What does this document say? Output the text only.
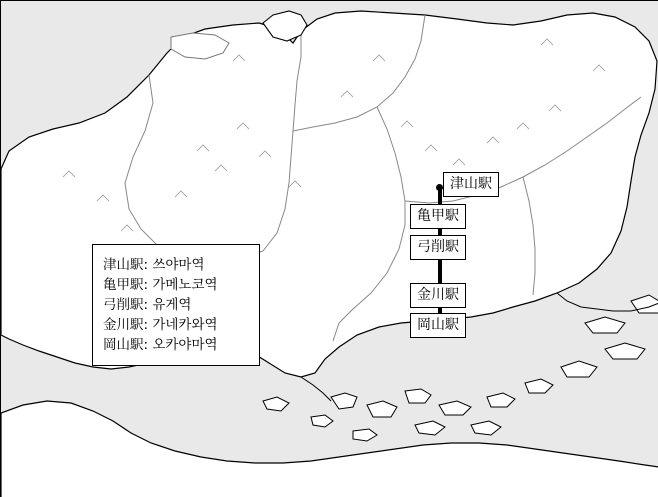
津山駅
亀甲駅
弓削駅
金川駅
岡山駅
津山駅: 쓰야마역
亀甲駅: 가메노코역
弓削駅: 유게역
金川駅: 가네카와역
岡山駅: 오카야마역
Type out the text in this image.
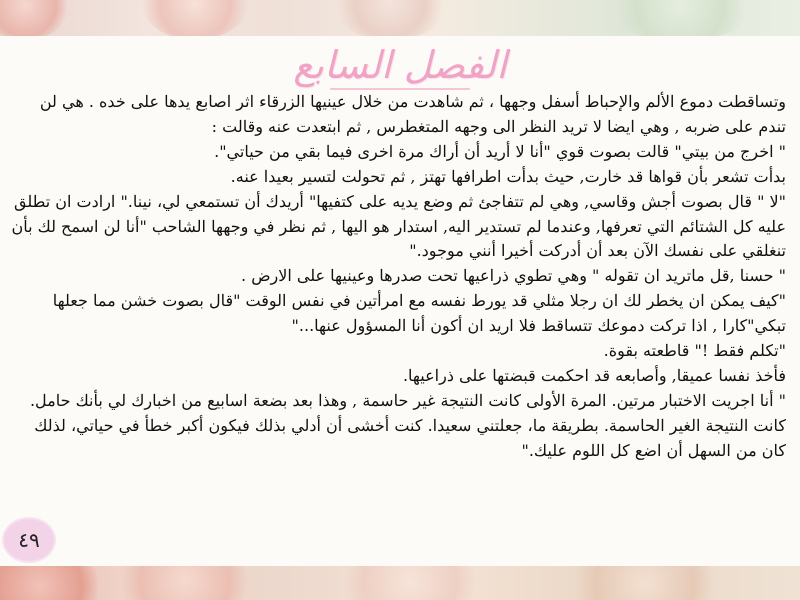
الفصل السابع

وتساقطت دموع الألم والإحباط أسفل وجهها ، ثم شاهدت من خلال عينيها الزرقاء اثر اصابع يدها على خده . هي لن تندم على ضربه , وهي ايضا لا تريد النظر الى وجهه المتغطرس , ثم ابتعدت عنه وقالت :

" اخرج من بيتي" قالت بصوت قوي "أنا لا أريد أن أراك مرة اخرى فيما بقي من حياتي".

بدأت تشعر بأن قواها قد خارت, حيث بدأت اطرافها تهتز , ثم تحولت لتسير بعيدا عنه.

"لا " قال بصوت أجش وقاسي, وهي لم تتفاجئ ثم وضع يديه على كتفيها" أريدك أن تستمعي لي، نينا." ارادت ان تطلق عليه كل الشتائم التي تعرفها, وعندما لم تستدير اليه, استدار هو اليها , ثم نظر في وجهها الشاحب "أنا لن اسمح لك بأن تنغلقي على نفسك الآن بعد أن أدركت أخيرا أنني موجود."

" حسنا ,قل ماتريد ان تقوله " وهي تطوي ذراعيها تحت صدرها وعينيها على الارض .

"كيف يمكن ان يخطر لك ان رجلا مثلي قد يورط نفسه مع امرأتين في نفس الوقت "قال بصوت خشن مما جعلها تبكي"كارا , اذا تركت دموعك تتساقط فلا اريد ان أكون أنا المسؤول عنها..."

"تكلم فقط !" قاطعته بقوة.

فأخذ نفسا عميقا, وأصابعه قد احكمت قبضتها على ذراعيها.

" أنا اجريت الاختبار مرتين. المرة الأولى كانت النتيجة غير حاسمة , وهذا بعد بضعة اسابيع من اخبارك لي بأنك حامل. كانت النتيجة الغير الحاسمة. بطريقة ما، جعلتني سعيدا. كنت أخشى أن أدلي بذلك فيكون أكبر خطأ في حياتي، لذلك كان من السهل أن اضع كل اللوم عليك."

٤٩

::::

# What you have to do:
Each record must be quoted in full and exactly. Do not include the pictures.

# Worked answer:
What does this document say? Output the text only.
津山駅
亀甲駅
弓削駅
金川駅
岡山駅
津山駅: 쓰야마역
亀甲駅: 가메노코역
弓削駅: 유게역
金川駅: 가네카와역
岡山駅: 오카야마역
Type out the text in this image.
الفصل السابع

وتساقطت دموع الألم والإحباط أسفل وجهها ، ثم شاهدت من خلال عينيها الزرقاء اثر اصابع يدها على خده . هي لن تندم على ضربه , وهي ايضا لا تريد النظر الى وجهه المتغطرس , ثم ابتعدت عنه وقالت :

" اخرج من بيتي" قالت بصوت قوي "أنا لا أريد أن أراك مرة اخرى فيما بقي من حياتي".

بدأت تشعر بأن قواها قد خارت, حيث بدأت اطرافها تهتز , ثم تحولت لتسير بعيدا عنه.

"لا " قال بصوت أجش وقاسي, وهي لم تتفاجئ ثم وضع يديه على كتفيها" أريدك أن تستمعي لي، نينا." ارادت ان تطلق عليه كل الشتائم التي تعرفها, وعندما لم تستدير اليه, استدار هو اليها , ثم نظر في وجهها الشاحب "أنا لن اسمح لك بأن تنغلقي على نفسك الآن بعد أن أدركت أخيرا أنني موجود."

" حسنا ,قل ماتريد ان تقوله " وهي تطوي ذراعيها تحت صدرها وعينيها على الارض .

"كيف يمكن ان يخطر لك ان رجلا مثلي قد يورط نفسه مع امرأتين في نفس الوقت "قال بصوت خشن مما جعلها تبكي"كارا , اذا تركت دموعك تتساقط فلا اريد ان أكون أنا المسؤول عنها..."

"تكلم فقط !" قاطعته بقوة.

فأخذ نفسا عميقا, وأصابعه قد احكمت قبضتها على ذراعيها.

" أنا اجريت الاختبار مرتين. المرة الأولى كانت النتيجة غير حاسمة , وهذا بعد بضعة اسابيع من اخبارك لي بأنك حامل. كانت النتيجة الغير الحاسمة. بطريقة ما، جعلتني سعيدا. كنت أخشى أن أدلي بذلك فيكون أكبر خطأ في حياتي، لذلك كان من السهل أن اضع كل اللوم عليك."

٤٩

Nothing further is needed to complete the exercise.